Set down every entry again, exactly as it appears.
[[ Listed records open ]]
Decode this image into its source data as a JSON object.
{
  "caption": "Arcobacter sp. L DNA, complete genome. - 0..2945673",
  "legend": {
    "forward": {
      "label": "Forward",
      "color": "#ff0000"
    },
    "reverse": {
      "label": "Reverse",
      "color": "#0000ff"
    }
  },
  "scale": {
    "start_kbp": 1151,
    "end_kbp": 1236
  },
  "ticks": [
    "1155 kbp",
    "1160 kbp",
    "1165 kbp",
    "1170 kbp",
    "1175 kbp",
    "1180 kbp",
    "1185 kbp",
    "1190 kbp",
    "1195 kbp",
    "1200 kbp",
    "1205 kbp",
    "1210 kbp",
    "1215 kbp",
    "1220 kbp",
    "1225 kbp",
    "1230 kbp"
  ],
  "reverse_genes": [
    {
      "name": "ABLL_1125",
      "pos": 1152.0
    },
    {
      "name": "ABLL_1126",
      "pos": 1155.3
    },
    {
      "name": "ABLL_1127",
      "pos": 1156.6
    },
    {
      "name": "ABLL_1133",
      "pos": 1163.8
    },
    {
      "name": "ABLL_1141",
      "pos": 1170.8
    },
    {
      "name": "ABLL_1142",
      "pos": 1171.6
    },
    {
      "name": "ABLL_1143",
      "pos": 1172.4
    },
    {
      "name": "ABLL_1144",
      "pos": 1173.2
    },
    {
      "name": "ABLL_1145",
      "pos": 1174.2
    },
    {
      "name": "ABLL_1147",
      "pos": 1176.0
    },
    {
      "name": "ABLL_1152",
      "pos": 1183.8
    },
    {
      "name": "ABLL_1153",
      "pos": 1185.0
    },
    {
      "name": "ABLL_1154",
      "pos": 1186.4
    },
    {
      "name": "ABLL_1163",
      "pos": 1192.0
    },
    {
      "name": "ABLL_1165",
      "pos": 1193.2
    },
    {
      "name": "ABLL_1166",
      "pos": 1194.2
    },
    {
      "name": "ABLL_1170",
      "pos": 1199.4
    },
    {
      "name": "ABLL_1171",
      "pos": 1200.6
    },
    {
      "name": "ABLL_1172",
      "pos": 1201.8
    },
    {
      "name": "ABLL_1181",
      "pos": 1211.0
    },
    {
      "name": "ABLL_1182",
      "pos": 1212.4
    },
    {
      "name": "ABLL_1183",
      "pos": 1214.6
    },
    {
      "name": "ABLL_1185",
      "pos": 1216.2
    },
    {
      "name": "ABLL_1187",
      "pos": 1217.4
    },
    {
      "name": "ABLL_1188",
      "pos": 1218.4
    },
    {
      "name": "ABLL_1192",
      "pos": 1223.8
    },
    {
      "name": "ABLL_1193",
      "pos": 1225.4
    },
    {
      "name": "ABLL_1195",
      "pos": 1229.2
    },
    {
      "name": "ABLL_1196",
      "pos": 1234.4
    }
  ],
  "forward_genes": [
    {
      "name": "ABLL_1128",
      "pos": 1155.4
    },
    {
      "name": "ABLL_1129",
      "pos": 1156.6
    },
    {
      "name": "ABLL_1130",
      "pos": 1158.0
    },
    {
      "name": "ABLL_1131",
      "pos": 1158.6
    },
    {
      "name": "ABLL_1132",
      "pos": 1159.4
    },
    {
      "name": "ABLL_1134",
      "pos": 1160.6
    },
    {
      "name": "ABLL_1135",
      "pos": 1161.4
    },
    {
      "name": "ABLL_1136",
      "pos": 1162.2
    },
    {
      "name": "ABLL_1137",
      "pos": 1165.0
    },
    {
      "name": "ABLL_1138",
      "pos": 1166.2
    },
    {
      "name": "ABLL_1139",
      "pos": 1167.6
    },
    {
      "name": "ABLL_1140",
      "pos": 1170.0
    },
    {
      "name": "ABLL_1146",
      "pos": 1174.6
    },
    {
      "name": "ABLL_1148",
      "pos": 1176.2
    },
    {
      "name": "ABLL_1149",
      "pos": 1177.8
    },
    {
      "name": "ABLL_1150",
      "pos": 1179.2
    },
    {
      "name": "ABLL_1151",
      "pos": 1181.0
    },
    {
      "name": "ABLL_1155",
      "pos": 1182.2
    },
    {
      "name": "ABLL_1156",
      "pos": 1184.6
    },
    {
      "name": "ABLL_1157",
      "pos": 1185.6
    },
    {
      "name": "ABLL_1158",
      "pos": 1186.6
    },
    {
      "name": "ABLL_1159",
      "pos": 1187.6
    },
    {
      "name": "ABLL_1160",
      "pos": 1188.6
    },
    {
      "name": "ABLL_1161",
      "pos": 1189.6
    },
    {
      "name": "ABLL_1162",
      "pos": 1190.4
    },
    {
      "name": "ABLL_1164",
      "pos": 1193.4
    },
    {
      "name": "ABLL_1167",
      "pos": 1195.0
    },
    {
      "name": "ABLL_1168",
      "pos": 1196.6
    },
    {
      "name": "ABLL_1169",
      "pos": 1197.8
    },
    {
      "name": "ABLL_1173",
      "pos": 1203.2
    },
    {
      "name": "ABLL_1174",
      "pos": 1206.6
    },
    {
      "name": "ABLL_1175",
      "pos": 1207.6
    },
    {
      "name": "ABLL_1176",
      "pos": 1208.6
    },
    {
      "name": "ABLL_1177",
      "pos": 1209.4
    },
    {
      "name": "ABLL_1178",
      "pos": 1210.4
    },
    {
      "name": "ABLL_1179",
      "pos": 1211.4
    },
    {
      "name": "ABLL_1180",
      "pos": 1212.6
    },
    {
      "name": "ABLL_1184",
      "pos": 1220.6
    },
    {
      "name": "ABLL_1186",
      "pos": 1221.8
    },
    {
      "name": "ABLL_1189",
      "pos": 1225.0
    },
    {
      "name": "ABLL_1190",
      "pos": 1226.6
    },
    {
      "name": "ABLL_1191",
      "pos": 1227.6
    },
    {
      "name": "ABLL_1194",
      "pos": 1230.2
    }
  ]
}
[[ Listed records closed ]]
Reply to the exercise:
Decode this image into its source data as a JSON object.
{
  "caption": "Arcobacter sp. L DNA, complete genome. - 0..2945673",
  "legend": {
    "forward": {
      "label": "Forward",
      "color": "#ff0000"
    },
    "reverse": {
      "label": "Reverse",
      "color": "#0000ff"
    }
  },
  "scale": {
    "start_kbp": 1151,
    "end_kbp": 1236
  },
  "ticks": [
    "1155 kbp",
    "1160 kbp",
    "1165 kbp",
    "1170 kbp",
    "1175 kbp",
    "1180 kbp",
    "1185 kbp",
    "1190 kbp",
    "1195 kbp",
    "1200 kbp",
    "1205 kbp",
    "1210 kbp",
    "1215 kbp",
    "1220 kbp",
    "1225 kbp",
    "1230 kbp"
  ],
  "reverse_genes": [
    {
      "name": "ABLL_1125",
      "pos": 1152.0
    },
    {
      "name": "ABLL_1126",
      "pos": 1155.3
    },
    {
      "name": "ABLL_1127",
      "pos": 1156.6
    },
    {
      "name": "ABLL_1133",
      "pos": 1163.8
    },
    {
      "name": "ABLL_1141",
      "pos": 1170.8
    },
    {
      "name": "ABLL_1142",
      "pos": 1171.6
    },
    {
      "name": "ABLL_1143",
      "pos": 1172.4
    },
    {
      "name": "ABLL_1144",
      "pos": 1173.2
    },
    {
      "name": "ABLL_1145",
      "pos": 1174.2
    },
    {
      "name": "ABLL_1147",
      "pos": 1176.0
    },
    {
      "name": "ABLL_1152",
      "pos": 1183.8
    },
    {
      "name": "ABLL_1153",
      "pos": 1185.0
    },
    {
      "name": "ABLL_1154",
      "pos": 1186.4
    },
    {
      "name": "ABLL_1163",
      "pos": 1192.0
    },
    {
      "name": "ABLL_1165",
      "pos": 1193.2
    },
    {
      "name": "ABLL_1166",
      "pos": 1194.2
    },
    {
      "name": "ABLL_1170",
      "pos": 1199.4
    },
    {
      "name": "ABLL_1171",
      "pos": 1200.6
    },
    {
      "name": "ABLL_1172",
      "pos": 1201.8
    },
    {
      "name": "ABLL_1181",
      "pos": 1211.0
    },
    {
      "name": "ABLL_1182",
      "pos": 1212.4
    },
    {
      "name": "ABLL_1183",
      "pos": 1214.6
    },
    {
      "name": "ABLL_1185",
      "pos": 1216.2
    },
    {
      "name": "ABLL_1187",
      "pos": 1217.4
    },
    {
      "name": "ABLL_1188",
      "pos": 1218.4
    },
    {
      "name": "ABLL_1192",
      "pos": 1223.8
    },
    {
      "name": "ABLL_1193",
      "pos": 1225.4
    },
    {
      "name": "ABLL_1195",
      "pos": 1229.2
    },
    {
      "name": "ABLL_1196",
      "pos": 1234.4
    }
  ],
  "forward_genes": [
    {
      "name": "ABLL_1128",
      "pos": 1155.4
    },
    {
      "name": "ABLL_1129",
      "pos": 1156.6
    },
    {
      "name": "ABLL_1130",
      "pos": 1158.0
    },
    {
      "name": "ABLL_1131",
      "pos": 1158.6
    },
    {
      "name": "ABLL_1132",
      "pos": 1159.4
    },
    {
      "name": "ABLL_1134",
      "pos": 1160.6
    },
    {
      "name": "ABLL_1135",
      "pos": 1161.4
    },
    {
      "name": "ABLL_1136",
      "pos": 1162.2
    },
    {
      "name": "ABLL_1137",
      "pos": 1165.0
    },
    {
      "name": "ABLL_1138",
      "pos": 1166.2
    },
    {
      "name": "ABLL_1139",
      "pos": 1167.6
    },
    {
      "name": "ABLL_1140",
      "pos": 1170.0
    },
    {
      "name": "ABLL_1146",
      "pos": 1174.6
    },
    {
      "name": "ABLL_1148",
      "pos": 1176.2
    },
    {
      "name": "ABLL_1149",
      "pos": 1177.8
    },
    {
      "name": "ABLL_1150",
      "pos": 1179.2
    },
    {
      "name": "ABLL_1151",
      "pos": 1181.0
    },
    {
      "name": "ABLL_1155",
      "pos": 1182.2
    },
    {
      "name": "ABLL_1156",
      "pos": 1184.6
    },
    {
      "name": "ABLL_1157",
      "pos": 1185.6
    },
    {
      "name": "ABLL_1158",
      "pos": 1186.6
    },
    {
      "name": "ABLL_1159",
      "pos": 1187.6
    },
    {
      "name": "ABLL_1160",
      "pos": 1188.6
    },
    {
      "name": "ABLL_1161",
      "pos": 1189.6
    },
    {
      "name": "ABLL_1162",
      "pos": 1190.4
    },
    {
      "name": "ABLL_1164",
      "pos": 1193.4
    },
    {
      "name": "ABLL_1167",
      "pos": 1195.0
    },
    {
      "name": "ABLL_1168",
      "pos": 1196.6
    },
    {
      "name": "ABLL_1169",
      "pos": 1197.8
    },
    {
      "name": "ABLL_1173",
      "pos": 1203.2
    },
    {
      "name": "ABLL_1174",
      "pos": 1206.6
    },
    {
      "name": "ABLL_1175",
      "pos": 1207.6
    },
    {
      "name": "ABLL_1176",
      "pos": 1208.6
    },
    {
      "name": "ABLL_1177",
      "pos": 1209.4
    },
    {
      "name": "ABLL_1178",
      "pos": 1210.4
    },
    {
      "name": "ABLL_1179",
      "pos": 1211.4
    },
    {
      "name": "ABLL_1180",
      "pos": 1212.6
    },
    {
      "name": "ABLL_1184",
      "pos": 1220.6
    },
    {
      "name": "ABLL_1186",
      "pos": 1221.8
    },
    {
      "name": "ABLL_1189",
      "pos": 1225.0
    },
    {
      "name": "ABLL_1190",
      "pos": 1226.6
    },
    {
      "name": "ABLL_1191",
      "pos": 1227.6
    },
    {
      "name": "ABLL_1194",
      "pos": 1230.2
    }
  ]
}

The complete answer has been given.